**What is asked:** Go through the data below and copy it exactly, skipping every picture.

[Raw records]
__________
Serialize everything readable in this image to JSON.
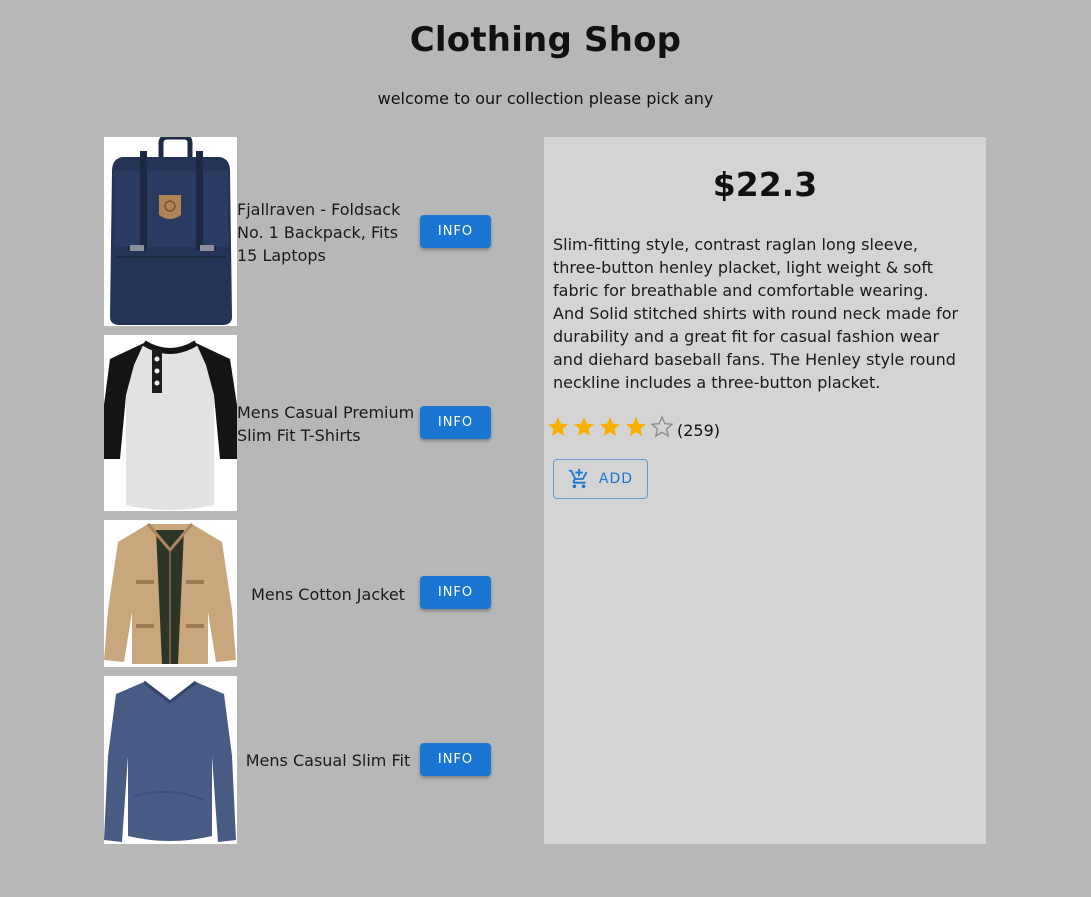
{
  "header": {
    "title": "Clothing Shop",
    "subtitle": "welcome to our collection please pick any"
  },
  "products": [
    {
      "name": "Fjallraven - Foldsack No. 1 Backpack, Fits 15 Laptops",
      "button": "INFO",
      "image": "backpack"
    },
    {
      "name": "Mens Casual Premium Slim Fit T-Shirts",
      "button": "INFO",
      "image": "raglan-shirt"
    },
    {
      "name": "Mens Cotton Jacket",
      "button": "INFO",
      "image": "cotton-jacket"
    },
    {
      "name": "Mens Casual Slim Fit",
      "button": "INFO",
      "image": "long-sleeve-shirt"
    }
  ],
  "detail": {
    "price": "$22.3",
    "description": "Slim-fitting style, contrast raglan long sleeve, three-button henley placket, light weight & soft fabric for breathable and comfortable wearing. And Solid stitched shirts with round neck made for durability and a great fit for casual fashion wear and diehard baseball fans. The Henley style round neckline includes a three-button placket.",
    "rating": 4,
    "rating_max": 5,
    "rating_count": "(259)",
    "add_label": "ADD",
    "add_icon": "add-shopping-cart-icon"
  },
  "colors": {
    "page_bg": "#b7b7b7",
    "panel_bg": "#d4d4d4",
    "primary": "#1976d2",
    "star": "#faaf00"
  }
}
__________
**Task solution:**
Serialize everything readable in this image to JSON.
{
  "header": {
    "title": "Clothing Shop",
    "subtitle": "welcome to our collection please pick any"
  },
  "products": [
    {
      "name": "Fjallraven - Foldsack No. 1 Backpack, Fits 15 Laptops",
      "button": "INFO",
      "image": "backpack"
    },
    {
      "name": "Mens Casual Premium Slim Fit T-Shirts",
      "button": "INFO",
      "image": "raglan-shirt"
    },
    {
      "name": "Mens Cotton Jacket",
      "button": "INFO",
      "image": "cotton-jacket"
    },
    {
      "name": "Mens Casual Slim Fit",
      "button": "INFO",
      "image": "long-sleeve-shirt"
    }
  ],
  "detail": {
    "price": "$22.3",
    "description": "Slim-fitting style, contrast raglan long sleeve, three-button henley placket, light weight & soft fabric for breathable and comfortable wearing. And Solid stitched shirts with round neck made for durability and a great fit for casual fashion wear and diehard baseball fans. The Henley style round neckline includes a three-button placket.",
    "rating": 4,
    "rating_max": 5,
    "rating_count": "(259)",
    "add_label": "ADD",
    "add_icon": "add-shopping-cart-icon"
  },
  "colors": {
    "page_bg": "#b7b7b7",
    "panel_bg": "#d4d4d4",
    "primary": "#1976d2",
    "star": "#faaf00"
  }
}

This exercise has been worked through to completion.